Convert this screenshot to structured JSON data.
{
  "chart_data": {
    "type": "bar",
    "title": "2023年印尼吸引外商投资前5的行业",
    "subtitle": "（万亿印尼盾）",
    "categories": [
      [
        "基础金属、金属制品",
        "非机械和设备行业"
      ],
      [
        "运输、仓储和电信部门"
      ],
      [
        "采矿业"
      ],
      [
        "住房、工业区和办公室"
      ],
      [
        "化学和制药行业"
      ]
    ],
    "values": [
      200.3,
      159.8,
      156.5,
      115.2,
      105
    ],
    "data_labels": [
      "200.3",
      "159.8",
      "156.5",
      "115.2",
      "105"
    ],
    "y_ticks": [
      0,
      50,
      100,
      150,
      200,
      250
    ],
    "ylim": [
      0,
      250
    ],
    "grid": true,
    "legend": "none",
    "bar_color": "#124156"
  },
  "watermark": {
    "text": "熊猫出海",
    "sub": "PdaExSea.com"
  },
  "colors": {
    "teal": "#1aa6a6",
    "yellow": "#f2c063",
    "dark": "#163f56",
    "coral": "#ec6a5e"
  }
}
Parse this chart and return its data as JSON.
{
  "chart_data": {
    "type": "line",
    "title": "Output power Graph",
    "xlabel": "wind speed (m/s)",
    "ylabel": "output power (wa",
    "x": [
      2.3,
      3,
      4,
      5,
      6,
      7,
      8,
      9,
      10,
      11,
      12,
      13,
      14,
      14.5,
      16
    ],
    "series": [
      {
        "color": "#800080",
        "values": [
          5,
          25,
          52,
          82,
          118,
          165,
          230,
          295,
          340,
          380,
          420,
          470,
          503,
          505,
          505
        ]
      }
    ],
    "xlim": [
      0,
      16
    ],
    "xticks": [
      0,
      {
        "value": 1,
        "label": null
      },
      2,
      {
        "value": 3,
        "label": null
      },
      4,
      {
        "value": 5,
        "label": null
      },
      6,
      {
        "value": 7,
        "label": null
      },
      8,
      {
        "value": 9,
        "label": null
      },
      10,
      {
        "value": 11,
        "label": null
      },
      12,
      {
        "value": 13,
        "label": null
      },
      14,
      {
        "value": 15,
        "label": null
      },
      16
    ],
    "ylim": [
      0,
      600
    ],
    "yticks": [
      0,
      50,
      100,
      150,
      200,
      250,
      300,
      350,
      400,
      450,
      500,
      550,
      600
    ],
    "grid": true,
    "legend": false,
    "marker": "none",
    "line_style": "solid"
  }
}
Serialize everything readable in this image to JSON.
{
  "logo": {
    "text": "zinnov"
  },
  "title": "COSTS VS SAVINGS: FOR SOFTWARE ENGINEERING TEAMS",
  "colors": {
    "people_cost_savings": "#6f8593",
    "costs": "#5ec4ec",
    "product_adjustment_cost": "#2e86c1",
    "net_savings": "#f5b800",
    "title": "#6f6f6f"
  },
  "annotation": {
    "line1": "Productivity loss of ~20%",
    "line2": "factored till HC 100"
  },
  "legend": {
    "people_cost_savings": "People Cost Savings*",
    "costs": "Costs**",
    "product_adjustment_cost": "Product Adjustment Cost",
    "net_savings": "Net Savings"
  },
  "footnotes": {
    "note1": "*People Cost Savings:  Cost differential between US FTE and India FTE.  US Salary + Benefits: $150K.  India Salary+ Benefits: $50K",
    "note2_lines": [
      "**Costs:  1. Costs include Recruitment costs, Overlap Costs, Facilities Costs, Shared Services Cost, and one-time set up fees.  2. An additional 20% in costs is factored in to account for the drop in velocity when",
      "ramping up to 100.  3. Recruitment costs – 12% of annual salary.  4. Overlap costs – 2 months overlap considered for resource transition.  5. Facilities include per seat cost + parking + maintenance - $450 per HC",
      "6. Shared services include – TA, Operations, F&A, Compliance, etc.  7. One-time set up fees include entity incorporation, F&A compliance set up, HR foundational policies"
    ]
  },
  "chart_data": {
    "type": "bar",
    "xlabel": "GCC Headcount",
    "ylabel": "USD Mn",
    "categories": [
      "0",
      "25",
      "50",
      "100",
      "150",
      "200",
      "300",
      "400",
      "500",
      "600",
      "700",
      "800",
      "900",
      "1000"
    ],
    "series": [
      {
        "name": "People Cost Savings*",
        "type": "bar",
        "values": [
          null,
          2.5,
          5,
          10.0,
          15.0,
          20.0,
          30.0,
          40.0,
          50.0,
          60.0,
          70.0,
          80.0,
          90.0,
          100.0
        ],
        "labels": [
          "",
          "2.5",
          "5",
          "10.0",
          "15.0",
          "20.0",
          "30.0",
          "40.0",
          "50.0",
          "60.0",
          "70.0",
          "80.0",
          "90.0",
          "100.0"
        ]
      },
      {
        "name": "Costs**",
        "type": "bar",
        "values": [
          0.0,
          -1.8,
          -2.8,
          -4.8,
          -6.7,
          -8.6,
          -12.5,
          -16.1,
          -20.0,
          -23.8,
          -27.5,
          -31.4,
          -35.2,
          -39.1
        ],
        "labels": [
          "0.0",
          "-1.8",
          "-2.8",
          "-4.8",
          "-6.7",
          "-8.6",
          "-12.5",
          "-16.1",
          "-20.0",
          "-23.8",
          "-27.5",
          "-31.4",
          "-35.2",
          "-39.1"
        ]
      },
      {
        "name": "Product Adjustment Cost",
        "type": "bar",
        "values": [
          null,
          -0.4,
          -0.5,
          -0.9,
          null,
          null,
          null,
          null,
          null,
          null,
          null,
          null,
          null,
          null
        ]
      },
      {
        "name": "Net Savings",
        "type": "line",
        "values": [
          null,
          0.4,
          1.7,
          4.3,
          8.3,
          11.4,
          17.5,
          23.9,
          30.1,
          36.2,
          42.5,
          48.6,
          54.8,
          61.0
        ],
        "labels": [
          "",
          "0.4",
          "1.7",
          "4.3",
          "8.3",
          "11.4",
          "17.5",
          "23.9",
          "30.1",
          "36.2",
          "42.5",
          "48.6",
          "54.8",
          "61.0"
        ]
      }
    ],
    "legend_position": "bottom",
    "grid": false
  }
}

**Description of the task:**
Repeat every record, keeping each word and mark exactly as it is.

**In response:**
Convert this screenshot to structured JSON data.
{
  "chart_data": {
    "type": "bar",
    "title": "2023年印尼吸引外商投资前5的行业",
    "subtitle": "（万亿印尼盾）",
    "categories": [
      [
        "基础金属、金属制品",
        "非机械和设备行业"
      ],
      [
        "运输、仓储和电信部门"
      ],
      [
        "采矿业"
      ],
      [
        "住房、工业区和办公室"
      ],
      [
        "化学和制药行业"
      ]
    ],
    "values": [
      200.3,
      159.8,
      156.5,
      115.2,
      105
    ],
    "data_labels": [
      "200.3",
      "159.8",
      "156.5",
      "115.2",
      "105"
    ],
    "y_ticks": [
      0,
      50,
      100,
      150,
      200,
      250
    ],
    "ylim": [
      0,
      250
    ],
    "grid": true,
    "legend": "none",
    "bar_color": "#124156"
  },
  "watermark": {
    "text": "熊猫出海",
    "sub": "PdaExSea.com"
  },
  "colors": {
    "teal": "#1aa6a6",
    "yellow": "#f2c063",
    "dark": "#163f56",
    "coral": "#ec6a5e"
  }
}
Parse this chart and return its data as JSON.
{
  "chart_data": {
    "type": "line",
    "title": "Output power Graph",
    "xlabel": "wind speed (m/s)",
    "ylabel": "output power (wa",
    "x": [
      2.3,
      3,
      4,
      5,
      6,
      7,
      8,
      9,
      10,
      11,
      12,
      13,
      14,
      14.5,
      16
    ],
    "series": [
      {
        "color": "#800080",
        "values": [
          5,
          25,
          52,
          82,
          118,
          165,
          230,
          295,
          340,
          380,
          420,
          470,
          503,
          505,
          505
        ]
      }
    ],
    "xlim": [
      0,
      16
    ],
    "xticks": [
      0,
      {
        "value": 1,
        "label": null
      },
      2,
      {
        "value": 3,
        "label": null
      },
      4,
      {
        "value": 5,
        "label": null
      },
      6,
      {
        "value": 7,
        "label": null
      },
      8,
      {
        "value": 9,
        "label": null
      },
      10,
      {
        "value": 11,
        "label": null
      },
      12,
      {
        "value": 13,
        "label": null
      },
      14,
      {
        "value": 15,
        "label": null
      },
      16
    ],
    "ylim": [
      0,
      600
    ],
    "yticks": [
      0,
      50,
      100,
      150,
      200,
      250,
      300,
      350,
      400,
      450,
      500,
      550,
      600
    ],
    "grid": true,
    "legend": false,
    "marker": "none",
    "line_style": "solid"
  }
}
Serialize everything readable in this image to JSON.
{
  "logo": {
    "text": "zinnov"
  },
  "title": "COSTS VS SAVINGS: FOR SOFTWARE ENGINEERING TEAMS",
  "colors": {
    "people_cost_savings": "#6f8593",
    "costs": "#5ec4ec",
    "product_adjustment_cost": "#2e86c1",
    "net_savings": "#f5b800",
    "title": "#6f6f6f"
  },
  "annotation": {
    "line1": "Productivity loss of ~20%",
    "line2": "factored till HC 100"
  },
  "legend": {
    "people_cost_savings": "People Cost Savings*",
    "costs": "Costs**",
    "product_adjustment_cost": "Product Adjustment Cost",
    "net_savings": "Net Savings"
  },
  "footnotes": {
    "note1": "*People Cost Savings:  Cost differential between US FTE and India FTE.  US Salary + Benefits: $150K.  India Salary+ Benefits: $50K",
    "note2_lines": [
      "**Costs:  1. Costs include Recruitment costs, Overlap Costs, Facilities Costs, Shared Services Cost, and one-time set up fees.  2. An additional 20% in costs is factored in to account for the drop in velocity when",
      "ramping up to 100.  3. Recruitment costs – 12% of annual salary.  4. Overlap costs – 2 months overlap considered for resource transition.  5. Facilities include per seat cost + parking + maintenance - $450 per HC",
      "6. Shared services include – TA, Operations, F&A, Compliance, etc.  7. One-time set up fees include entity incorporation, F&A compliance set up, HR foundational policies"
    ]
  },
  "chart_data": {
    "type": "bar",
    "xlabel": "GCC Headcount",
    "ylabel": "USD Mn",
    "categories": [
      "0",
      "25",
      "50",
      "100",
      "150",
      "200",
      "300",
      "400",
      "500",
      "600",
      "700",
      "800",
      "900",
      "1000"
    ],
    "series": [
      {
        "name": "People Cost Savings*",
        "type": "bar",
        "values": [
          null,
          2.5,
          5,
          10.0,
          15.0,
          20.0,
          30.0,
          40.0,
          50.0,
          60.0,
          70.0,
          80.0,
          90.0,
          100.0
        ],
        "labels": [
          "",
          "2.5",
          "5",
          "10.0",
          "15.0",
          "20.0",
          "30.0",
          "40.0",
          "50.0",
          "60.0",
          "70.0",
          "80.0",
          "90.0",
          "100.0"
        ]
      },
      {
        "name": "Costs**",
        "type": "bar",
        "values": [
          0.0,
          -1.8,
          -2.8,
          -4.8,
          -6.7,
          -8.6,
          -12.5,
          -16.1,
          -20.0,
          -23.8,
          -27.5,
          -31.4,
          -35.2,
          -39.1
        ],
        "labels": [
          "0.0",
          "-1.8",
          "-2.8",
          "-4.8",
          "-6.7",
          "-8.6",
          "-12.5",
          "-16.1",
          "-20.0",
          "-23.8",
          "-27.5",
          "-31.4",
          "-35.2",
          "-39.1"
        ]
      },
      {
        "name": "Product Adjustment Cost",
        "type": "bar",
        "values": [
          null,
          -0.4,
          -0.5,
          -0.9,
          null,
          null,
          null,
          null,
          null,
          null,
          null,
          null,
          null,
          null
        ]
      },
      {
        "name": "Net Savings",
        "type": "line",
        "values": [
          null,
          0.4,
          1.7,
          4.3,
          8.3,
          11.4,
          17.5,
          23.9,
          30.1,
          36.2,
          42.5,
          48.6,
          54.8,
          61.0
        ],
        "labels": [
          "",
          "0.4",
          "1.7",
          "4.3",
          "8.3",
          "11.4",
          "17.5",
          "23.9",
          "30.1",
          "36.2",
          "42.5",
          "48.6",
          "54.8",
          "61.0"
        ]
      }
    ],
    "legend_position": "bottom",
    "grid": false
  }
}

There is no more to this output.